[GIVEN REQUEST]: All the records that follow need to be reproduced exactly. Omit the images.

[INPUT ROWS]:
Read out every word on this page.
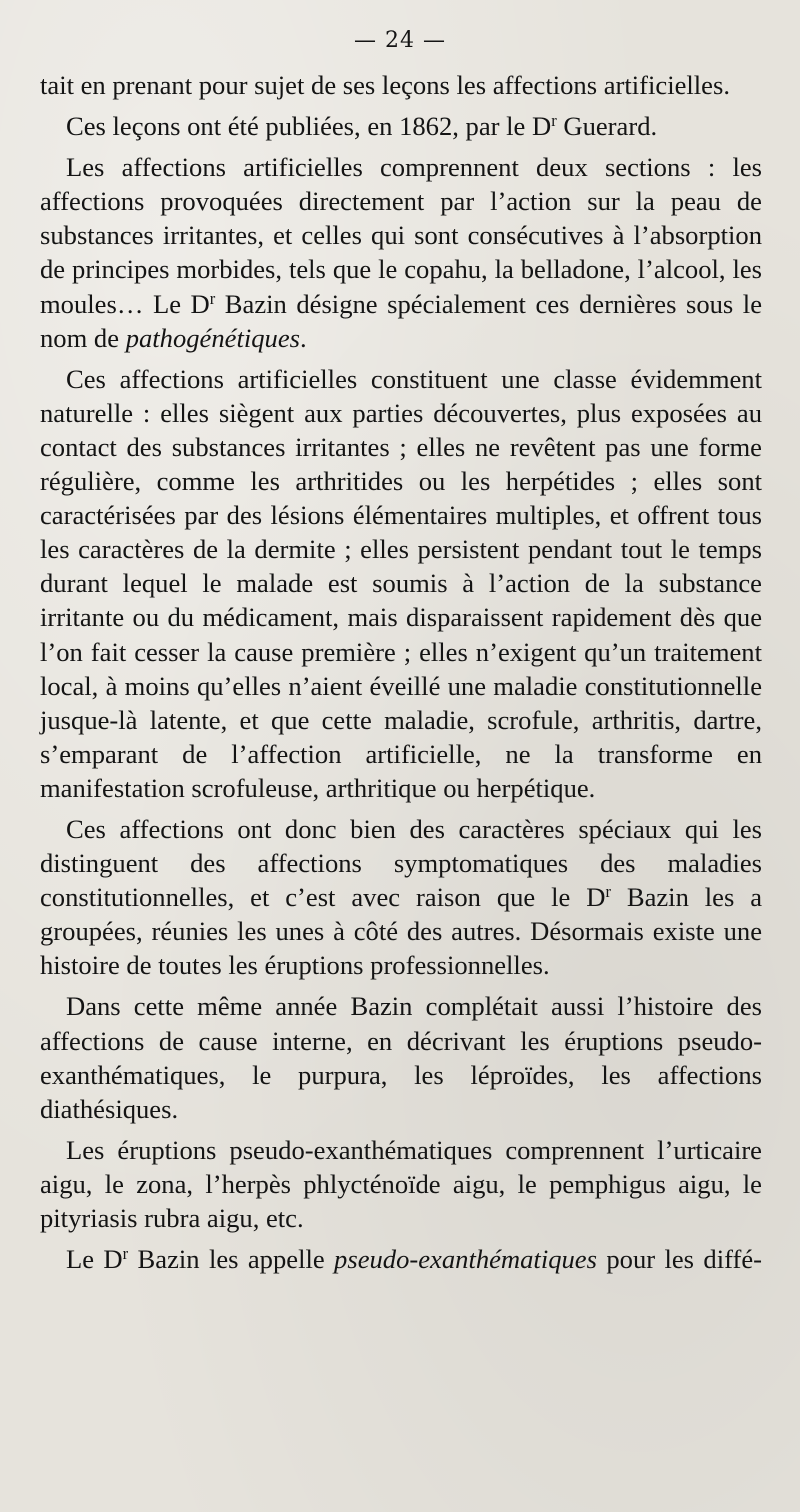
— 24 —

tait en prenant pour sujet de ses leçons les affections artificielles.

Ces leçons ont été publiées, en 1862, par le $D^r$ Guerard.

Les affections artificielles comprennent deux sections : les affections provoquées directement par l’action sur la peau de substances irritantes, et celles qui sont consécutives à l’absorption de principes morbides, tels que le copahu, la belladone, l’alcool, les moules… Le $D^r$ Bazin désigne spécialement ces dernières sous le nom de pathogénétiques.

Ces affections artificielles constituent une classe évidemment naturelle : elles siègent aux parties découvertes, plus exposées au contact des substances irritantes ; elles ne revêtent pas une forme régulière, comme les arthritides ou les herpétides ; elles sont caractérisées par des lésions élémentaires multiples, et offrent tous les caractères de la dermite ; elles persistent pendant tout le temps durant lequel le malade est soumis à l’action de la substance irritante ou du médicament, mais disparaissent rapidement dès que l’on fait cesser la cause première ; elles n’exigent qu’un traitement local, à moins qu’elles n’aient éveillé une maladie constitutionnelle jusque-là latente, et que cette maladie, scrofule, arthritis, dartre, s’emparant de l’affection artificielle, ne la transforme en manifestation scrofuleuse, arthritique ou herpétique.

Ces affections ont donc bien des caractères spéciaux qui les distinguent des affections symptomatiques des maladies constitutionnelles, et c’est avec raison que le $D^r$ Bazin les a groupées, réunies les unes à côté des autres. Désormais existe une histoire de toutes les éruptions professionnelles.

Dans cette même année Bazin complétait aussi l’histoire des affections de cause interne, en décrivant les éruptions pseudo-exanthématiques, le purpura, les léproïdes, les affections diathésiques.

Les éruptions pseudo-exanthématiques comprennent l’urticaire aigu, le zona, l’herpès phlycténoïde aigu, le pemphigus aigu, le pityriasis rubra aigu, etc.

Le $D^r$ Bazin les appelle pseudo-exanthématiques pour les diffé-
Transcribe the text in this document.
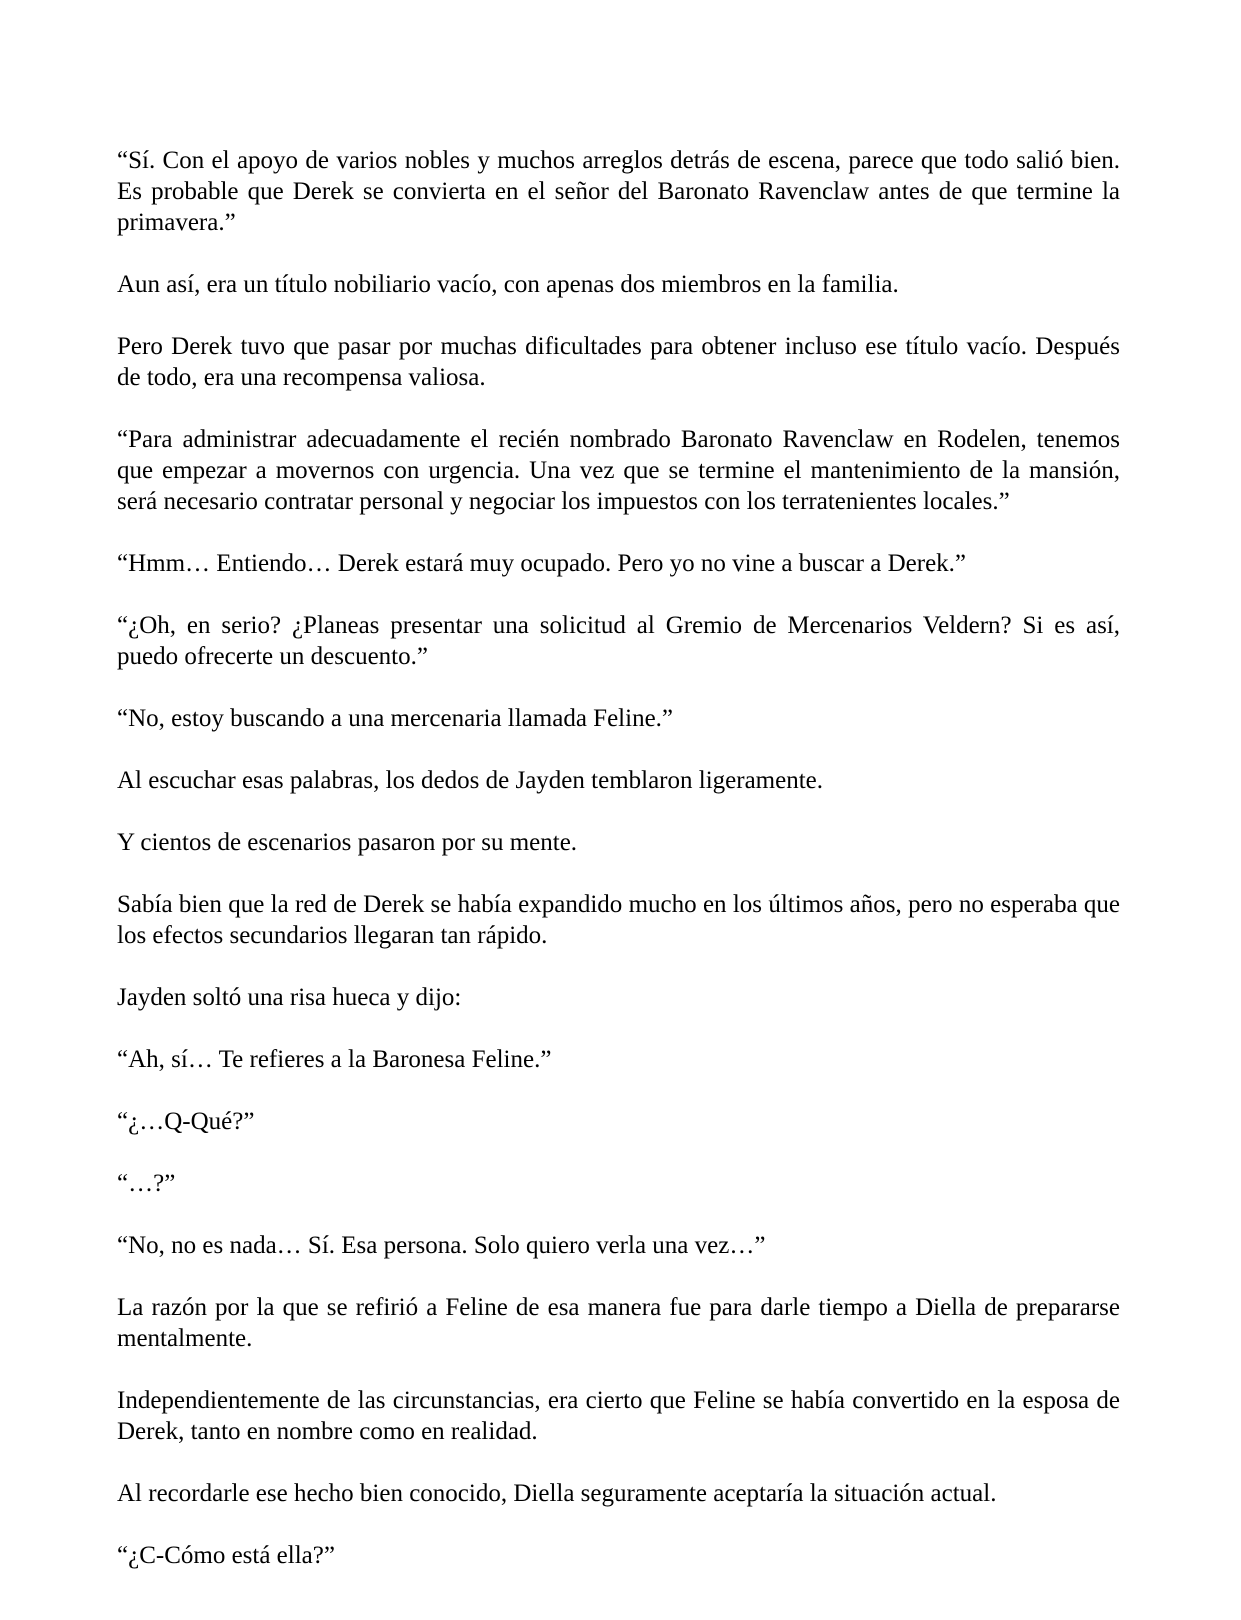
“Sí. Con el apoyo de varios nobles y muchos arreglos detrás de escena, parece que todo salió bien. Es probable que Derek se convierta en el señor del Baronato Ravenclaw antes de que termine la primavera.”

Aun así, era un título nobiliario vacío, con apenas dos miembros en la familia.

Pero Derek tuvo que pasar por muchas dificultades para obtener incluso ese título vacío. Después de todo, era una recompensa valiosa.

“Para administrar adecuadamente el recién nombrado Baronato Ravenclaw en Rodelen, tenemos que empezar a movernos con urgencia. Una vez que se termine el mantenimiento de la mansión, será necesario contratar personal y negociar los impuestos con los terratenientes locales.”

“Hmm… Entiendo… Derek estará muy ocupado. Pero yo no vine a buscar a Derek.”

“¿Oh, en serio? ¿Planeas presentar una solicitud al Gremio de Mercenarios Veldern? Si es así, puedo ofrecerte un descuento.”

“No, estoy buscando a una mercenaria llamada Feline.”

Al escuchar esas palabras, los dedos de Jayden temblaron ligeramente.

Y cientos de escenarios pasaron por su mente.

Sabía bien que la red de Derek se había expandido mucho en los últimos años, pero no esperaba que los efectos secundarios llegaran tan rápido.

Jayden soltó una risa hueca y dijo:

“Ah, sí… Te refieres a la Baronesa Feline.”

“¿…Q-Qué?”

“…?”

“No, no es nada… Sí. Esa persona. Solo quiero verla una vez…”

La razón por la que se refirió a Feline de esa manera fue para darle tiempo a Diella de prepararse mentalmente.

Independientemente de las circunstancias, era cierto que Feline se había convertido en la esposa de Derek, tanto en nombre como en realidad.

Al recordarle ese hecho bien conocido, Diella seguramente aceptaría la situación actual.

“¿C-Cómo está ella?”
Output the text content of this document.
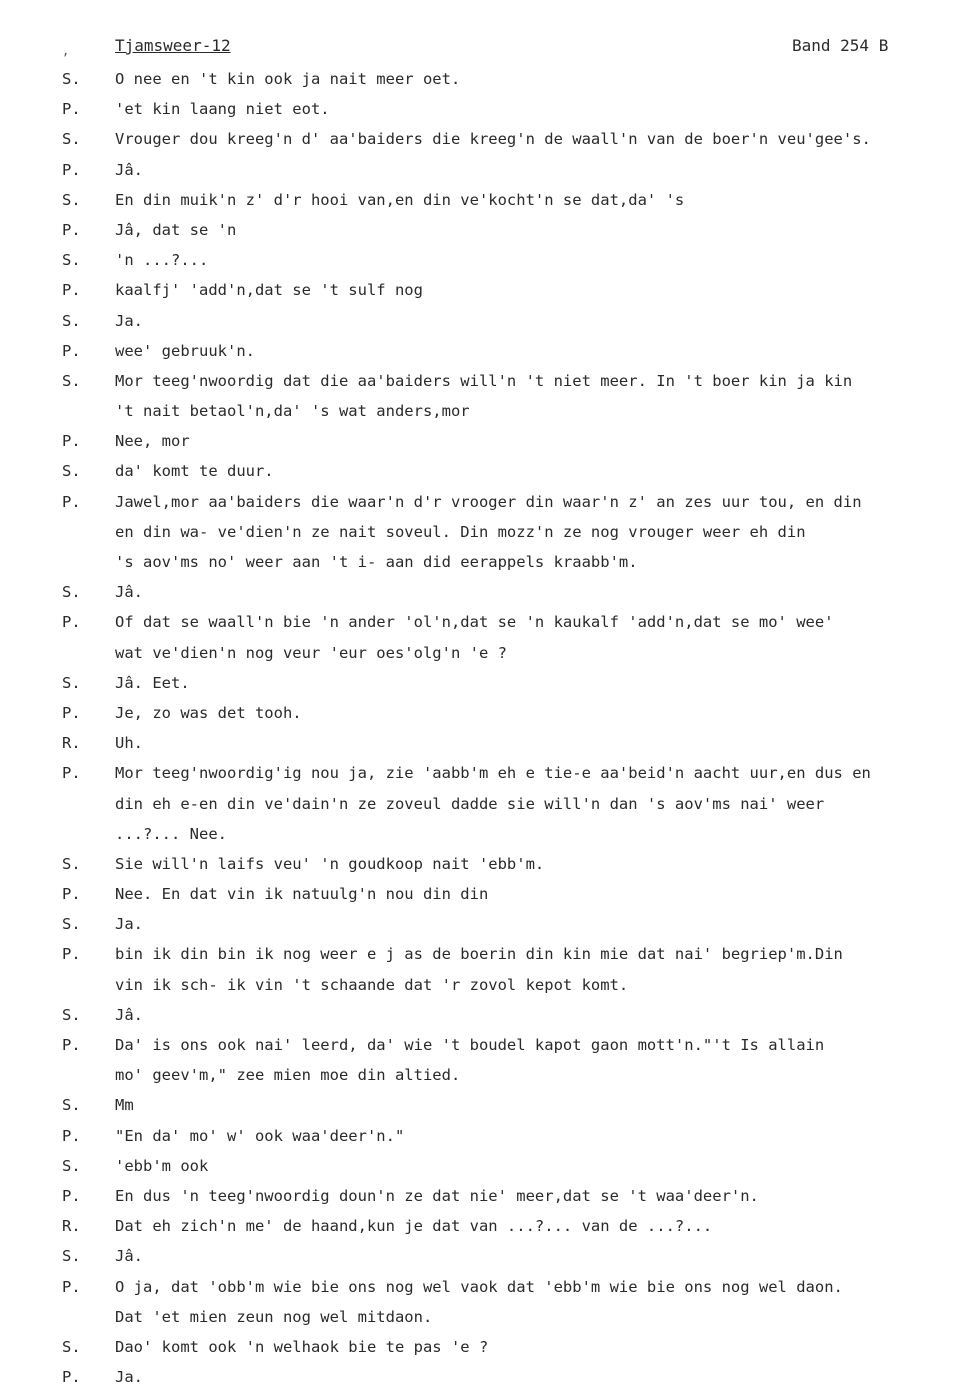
,	Tjamsweer-12	Band 254 B
S. O nee en 't kin ook ja nait meer oet.
P. 'et kin laang niet eot.
S. Vrouger dou kreeg'n d' aa'baiders die kreeg'n de waall'n van de boer'n veu'gee's.
P. Jâ.
S. En din muik'n z' d'r hooi van,en din ve'kocht'n se dat,da' 's
P. Jâ, dat se 'n
S. 'n ...?...
P. kaalfj' 'add'n,dat se 't sulf nog
S. Ja.
P. wee' gebruuk'n.
S. Mor teeg'nwoordig dat die aa'baiders will'n 't niet meer. In 't boer kin ja kin
't nait betaol'n,da' 's wat anders,mor
P. Nee, mor
S. da' komt te duur.
P. Jawel,mor aa'baiders die waar'n d'r vrooger din waar'n z' an zes uur tou, en din
en din wa- ve'dien'n ze nait soveul. Din mozz'n ze nog vrouger weer eh din
's aov'ms no' weer aan 't i- aan did eerappels kraabb'm.
S. Jâ.
P. Of dat se waall'n bie 'n ander 'ol'n,dat se 'n kaukalf 'add'n,dat se mo' wee'
wat ve'dien'n nog veur 'eur oes'olg'n 'e ?
S. Jâ. Eet.
P. Je, zo was det tooh.
R. Uh.
P. Mor teeg'nwoordig'ig nou ja, zie 'aabb'm eh e tie-e aa'beid'n aacht uur,en dus en
din eh e-en din ve'dain'n ze zoveul dadde sie will'n dan 's aov'ms nai' weer
...?... Nee.
S. Sie will'n laifs veu' 'n goudkoop nait 'ebb'm.
P. Nee. En dat vin ik natuulg'n nou din din
S. Ja.
P. bin ik din bin ik nog weer e j as de boerin din kin mie dat nai' begriep'm.Din
vin ik sch- ik vin 't schaande dat 'r zovol kepot komt.
S. Jâ.
P. Da' is ons ook nai' leerd, da' wie 't boudel kapot gaon mott'n."'t Is allain
mo' geev'm," zee mien moe din altied.
S. Mm
P. "En da' mo' w' ook waa'deer'n."
S. 'ebb'm ook
P. En dus 'n teeg'nwoordig doun'n ze dat nie' meer,dat se 't waa'deer'n.
R. Dat eh zich'n me' de haand,kun je dat van ...?... van de ...?...
S. Jâ.
P. O ja, dat 'obb'm wie bie ons nog wel vaok dat 'ebb'm wie bie ons nog wel daon.
Dat 'et mien zeun nog wel mitdaon.
S. Dao' komt ook 'n welhaok bie te pas 'e ?
P. Ja.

[RESULT OF THE EXERCISE]:
Read out every word on this page.
— 24 —

tait en prenant pour sujet de ses leçons les affections artificielles.

Ces leçons ont été publiées, en 1862, par le $D^r$ Guerard.

Les affections artificielles comprennent deux sections : les affections provoquées directement par l’action sur la peau de substances irritantes, et celles qui sont consécutives à l’absorption de principes morbides, tels que le copahu, la belladone, l’alcool, les moules… Le $D^r$ Bazin désigne spécialement ces dernières sous le nom de pathogénétiques.

Ces affections artificielles constituent une classe évidemment naturelle : elles siègent aux parties découvertes, plus exposées au contact des substances irritantes ; elles ne revêtent pas une forme régulière, comme les arthritides ou les herpétides ; elles sont caractérisées par des lésions élémentaires multiples, et offrent tous les caractères de la dermite ; elles persistent pendant tout le temps durant lequel le malade est soumis à l’action de la substance irritante ou du médicament, mais disparaissent rapidement dès que l’on fait cesser la cause première ; elles n’exigent qu’un traitement local, à moins qu’elles n’aient éveillé une maladie constitutionnelle jusque-là latente, et que cette maladie, scrofule, arthritis, dartre, s’emparant de l’affection artificielle, ne la transforme en manifestation scrofuleuse, arthritique ou herpétique.

Ces affections ont donc bien des caractères spéciaux qui les distinguent des affections symptomatiques des maladies constitutionnelles, et c’est avec raison que le $D^r$ Bazin les a groupées, réunies les unes à côté des autres. Désormais existe une histoire de toutes les éruptions professionnelles.

Dans cette même année Bazin complétait aussi l’histoire des affections de cause interne, en décrivant les éruptions pseudo-exanthématiques, le purpura, les léproïdes, les affections diathésiques.

Les éruptions pseudo-exanthématiques comprennent l’urticaire aigu, le zona, l’herpès phlycténoïde aigu, le pemphigus aigu, le pityriasis rubra aigu, etc.

Le $D^r$ Bazin les appelle pseudo-exanthématiques pour les diffé-
Transcribe the text in this document.
“Sí. Con el apoyo de varios nobles y muchos arreglos detrás de escena, parece que todo salió bien. Es probable que Derek se convierta en el señor del Baronato Ravenclaw antes de que termine la primavera.”

Aun así, era un título nobiliario vacío, con apenas dos miembros en la familia.

Pero Derek tuvo que pasar por muchas dificultades para obtener incluso ese título vacío. Después de todo, era una recompensa valiosa.

“Para administrar adecuadamente el recién nombrado Baronato Ravenclaw en Rodelen, tenemos que empezar a movernos con urgencia. Una vez que se termine el mantenimiento de la mansión, será necesario contratar personal y negociar los impuestos con los terratenientes locales.”

“Hmm… Entiendo… Derek estará muy ocupado. Pero yo no vine a buscar a Derek.”

“¿Oh, en serio? ¿Planeas presentar una solicitud al Gremio de Mercenarios Veldern? Si es así, puedo ofrecerte un descuento.”

“No, estoy buscando a una mercenaria llamada Feline.”

Al escuchar esas palabras, los dedos de Jayden temblaron ligeramente.

Y cientos de escenarios pasaron por su mente.

Sabía bien que la red de Derek se había expandido mucho en los últimos años, pero no esperaba que los efectos secundarios llegaran tan rápido.

Jayden soltó una risa hueca y dijo:

“Ah, sí… Te refieres a la Baronesa Feline.”

“¿…Q-Qué?”

“…?”

“No, no es nada… Sí. Esa persona. Solo quiero verla una vez…”

La razón por la que se refirió a Feline de esa manera fue para darle tiempo a Diella de prepararse mentalmente.

Independientemente de las circunstancias, era cierto que Feline se había convertido en la esposa de Derek, tanto en nombre como en realidad.

Al recordarle ese hecho bien conocido, Diella seguramente aceptaría la situación actual.

“¿C-Cómo está ella?”
Output the text content of this document.
,	Tjamsweer-12	Band 254 B
S. O nee en 't kin ook ja nait meer oet.
P. 'et kin laang niet eot.
S. Vrouger dou kreeg'n d' aa'baiders die kreeg'n de waall'n van de boer'n veu'gee's.
P. Jâ.
S. En din muik'n z' d'r hooi van,en din ve'kocht'n se dat,da' 's
P. Jâ, dat se 'n
S. 'n ...?...
P. kaalfj' 'add'n,dat se 't sulf nog
S. Ja.
P. wee' gebruuk'n.
S. Mor teeg'nwoordig dat die aa'baiders will'n 't niet meer. In 't boer kin ja kin
't nait betaol'n,da' 's wat anders,mor
P. Nee, mor
S. da' komt te duur.
P. Jawel,mor aa'baiders die waar'n d'r vrooger din waar'n z' an zes uur tou, en din
en din wa- ve'dien'n ze nait soveul. Din mozz'n ze nog vrouger weer eh din
's aov'ms no' weer aan 't i- aan did eerappels kraabb'm.
S. Jâ.
P. Of dat se waall'n bie 'n ander 'ol'n,dat se 'n kaukalf 'add'n,dat se mo' wee'
wat ve'dien'n nog veur 'eur oes'olg'n 'e ?
S. Jâ. Eet.
P. Je, zo was det tooh.
R. Uh.
P. Mor teeg'nwoordig'ig nou ja, zie 'aabb'm eh e tie-e aa'beid'n aacht uur,en dus en
din eh e-en din ve'dain'n ze zoveul dadde sie will'n dan 's aov'ms nai' weer
...?... Nee.
S. Sie will'n laifs veu' 'n goudkoop nait 'ebb'm.
P. Nee. En dat vin ik natuulg'n nou din din
S. Ja.
P. bin ik din bin ik nog weer e j as de boerin din kin mie dat nai' begriep'm.Din
vin ik sch- ik vin 't schaande dat 'r zovol kepot komt.
S. Jâ.
P. Da' is ons ook nai' leerd, da' wie 't boudel kapot gaon mott'n."'t Is allain
mo' geev'm," zee mien moe din altied.
S. Mm
P. "En da' mo' w' ook waa'deer'n."
S. 'ebb'm ook
P. En dus 'n teeg'nwoordig doun'n ze dat nie' meer,dat se 't waa'deer'n.
R. Dat eh zich'n me' de haand,kun je dat van ...?... van de ...?...
S. Jâ.
P. O ja, dat 'obb'm wie bie ons nog wel vaok dat 'ebb'm wie bie ons nog wel daon.
Dat 'et mien zeun nog wel mitdaon.
S. Dao' komt ook 'n welhaok bie te pas 'e ?
P. Ja.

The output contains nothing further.